(Some records)
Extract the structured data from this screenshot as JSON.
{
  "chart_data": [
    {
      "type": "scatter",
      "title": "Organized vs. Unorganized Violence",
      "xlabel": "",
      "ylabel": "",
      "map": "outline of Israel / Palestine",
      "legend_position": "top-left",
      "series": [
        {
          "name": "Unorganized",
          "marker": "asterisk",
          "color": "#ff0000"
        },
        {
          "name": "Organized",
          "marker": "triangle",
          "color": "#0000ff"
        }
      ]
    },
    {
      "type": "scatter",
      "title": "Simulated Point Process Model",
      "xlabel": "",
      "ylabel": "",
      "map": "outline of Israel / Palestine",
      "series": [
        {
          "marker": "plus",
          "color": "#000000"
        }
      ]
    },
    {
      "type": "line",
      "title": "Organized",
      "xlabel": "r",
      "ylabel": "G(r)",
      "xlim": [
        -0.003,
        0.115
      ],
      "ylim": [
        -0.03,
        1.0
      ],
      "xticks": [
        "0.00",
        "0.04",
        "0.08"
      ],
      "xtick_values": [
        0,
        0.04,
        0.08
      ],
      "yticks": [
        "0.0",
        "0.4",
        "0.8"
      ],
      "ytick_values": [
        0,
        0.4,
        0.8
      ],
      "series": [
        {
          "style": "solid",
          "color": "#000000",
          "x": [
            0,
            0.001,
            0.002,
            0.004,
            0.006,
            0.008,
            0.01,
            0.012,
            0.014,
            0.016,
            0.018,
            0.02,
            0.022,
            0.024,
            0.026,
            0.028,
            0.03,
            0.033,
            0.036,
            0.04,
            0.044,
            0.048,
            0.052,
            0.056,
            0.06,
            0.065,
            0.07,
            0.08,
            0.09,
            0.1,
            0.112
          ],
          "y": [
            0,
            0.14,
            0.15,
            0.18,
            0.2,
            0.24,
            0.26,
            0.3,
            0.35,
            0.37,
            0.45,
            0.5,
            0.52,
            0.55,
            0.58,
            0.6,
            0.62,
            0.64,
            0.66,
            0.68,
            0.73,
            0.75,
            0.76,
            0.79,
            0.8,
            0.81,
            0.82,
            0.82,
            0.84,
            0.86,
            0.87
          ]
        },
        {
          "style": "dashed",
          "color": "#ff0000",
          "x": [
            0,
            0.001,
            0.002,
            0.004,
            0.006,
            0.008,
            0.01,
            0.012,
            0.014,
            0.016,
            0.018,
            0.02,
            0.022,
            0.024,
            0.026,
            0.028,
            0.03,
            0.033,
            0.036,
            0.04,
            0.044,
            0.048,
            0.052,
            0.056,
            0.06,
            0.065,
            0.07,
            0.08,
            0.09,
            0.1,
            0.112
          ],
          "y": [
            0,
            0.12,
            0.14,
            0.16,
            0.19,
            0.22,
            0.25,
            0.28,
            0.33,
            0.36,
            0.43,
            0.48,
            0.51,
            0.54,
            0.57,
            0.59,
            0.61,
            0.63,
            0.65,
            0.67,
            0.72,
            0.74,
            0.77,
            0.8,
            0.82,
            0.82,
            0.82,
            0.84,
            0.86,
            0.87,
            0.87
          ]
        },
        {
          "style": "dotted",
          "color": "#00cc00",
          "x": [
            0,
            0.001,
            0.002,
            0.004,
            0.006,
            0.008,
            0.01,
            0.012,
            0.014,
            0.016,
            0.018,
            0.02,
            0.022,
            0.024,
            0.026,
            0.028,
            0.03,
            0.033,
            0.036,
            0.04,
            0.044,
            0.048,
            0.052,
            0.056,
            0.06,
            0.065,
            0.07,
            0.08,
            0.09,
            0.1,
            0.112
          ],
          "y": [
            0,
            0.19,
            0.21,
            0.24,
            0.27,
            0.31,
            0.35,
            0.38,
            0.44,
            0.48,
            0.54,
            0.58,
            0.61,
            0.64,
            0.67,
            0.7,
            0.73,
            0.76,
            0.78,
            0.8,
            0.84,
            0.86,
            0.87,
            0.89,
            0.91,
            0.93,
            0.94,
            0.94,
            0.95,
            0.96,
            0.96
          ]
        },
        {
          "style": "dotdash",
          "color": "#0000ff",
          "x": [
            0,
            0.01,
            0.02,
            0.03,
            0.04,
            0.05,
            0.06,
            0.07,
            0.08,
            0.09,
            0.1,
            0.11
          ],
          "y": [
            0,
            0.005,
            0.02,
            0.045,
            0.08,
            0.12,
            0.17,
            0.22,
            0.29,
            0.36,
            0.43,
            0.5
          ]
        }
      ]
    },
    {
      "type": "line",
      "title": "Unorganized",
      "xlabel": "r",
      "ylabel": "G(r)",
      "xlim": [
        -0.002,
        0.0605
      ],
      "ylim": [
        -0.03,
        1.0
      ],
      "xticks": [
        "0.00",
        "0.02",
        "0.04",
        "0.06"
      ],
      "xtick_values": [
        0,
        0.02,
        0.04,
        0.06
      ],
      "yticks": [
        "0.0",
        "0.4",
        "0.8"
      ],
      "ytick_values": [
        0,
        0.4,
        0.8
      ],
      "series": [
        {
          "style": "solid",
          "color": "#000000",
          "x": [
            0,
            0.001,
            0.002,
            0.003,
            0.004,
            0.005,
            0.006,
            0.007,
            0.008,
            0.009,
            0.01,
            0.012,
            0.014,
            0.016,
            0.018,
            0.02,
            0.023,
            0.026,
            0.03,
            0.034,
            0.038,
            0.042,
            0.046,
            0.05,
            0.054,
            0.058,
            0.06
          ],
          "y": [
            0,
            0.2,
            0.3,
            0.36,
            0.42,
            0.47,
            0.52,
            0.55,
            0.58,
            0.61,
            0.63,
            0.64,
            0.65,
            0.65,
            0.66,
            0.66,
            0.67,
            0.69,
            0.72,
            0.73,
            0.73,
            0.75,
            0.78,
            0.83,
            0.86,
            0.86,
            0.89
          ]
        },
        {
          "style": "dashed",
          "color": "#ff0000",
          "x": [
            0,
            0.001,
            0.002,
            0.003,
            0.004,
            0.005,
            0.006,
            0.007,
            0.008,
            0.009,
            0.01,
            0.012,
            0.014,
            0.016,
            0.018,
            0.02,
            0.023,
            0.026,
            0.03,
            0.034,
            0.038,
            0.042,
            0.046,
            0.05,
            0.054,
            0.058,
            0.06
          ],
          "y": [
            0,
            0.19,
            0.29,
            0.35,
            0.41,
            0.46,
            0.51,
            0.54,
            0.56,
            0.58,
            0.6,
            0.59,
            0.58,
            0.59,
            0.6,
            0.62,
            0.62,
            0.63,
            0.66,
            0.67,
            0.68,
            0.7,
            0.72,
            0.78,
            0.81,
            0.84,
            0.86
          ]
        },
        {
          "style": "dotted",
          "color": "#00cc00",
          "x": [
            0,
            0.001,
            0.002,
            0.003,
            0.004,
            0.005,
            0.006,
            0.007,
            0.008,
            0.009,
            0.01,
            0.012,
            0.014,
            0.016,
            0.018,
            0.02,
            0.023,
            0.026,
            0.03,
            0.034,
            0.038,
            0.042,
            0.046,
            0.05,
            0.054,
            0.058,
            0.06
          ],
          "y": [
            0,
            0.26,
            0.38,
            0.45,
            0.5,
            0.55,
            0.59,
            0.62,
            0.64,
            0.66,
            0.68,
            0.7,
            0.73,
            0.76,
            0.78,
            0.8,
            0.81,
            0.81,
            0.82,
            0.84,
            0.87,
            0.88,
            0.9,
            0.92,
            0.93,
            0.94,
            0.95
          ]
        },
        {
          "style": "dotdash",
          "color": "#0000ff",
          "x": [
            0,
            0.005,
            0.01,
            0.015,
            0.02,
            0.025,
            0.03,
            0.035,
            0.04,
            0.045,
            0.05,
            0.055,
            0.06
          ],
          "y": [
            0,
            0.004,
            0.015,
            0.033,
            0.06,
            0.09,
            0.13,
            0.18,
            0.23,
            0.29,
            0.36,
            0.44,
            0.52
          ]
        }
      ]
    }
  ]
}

■ **TO BE DONE**
Gather up, from the records above, each line where the word "Unorganized" appears.

■ **WRITTEN ANSWER**
      "title": "Organized vs. Unorganized Violence",
          "name": "Unorganized",
      "title": "Unorganized",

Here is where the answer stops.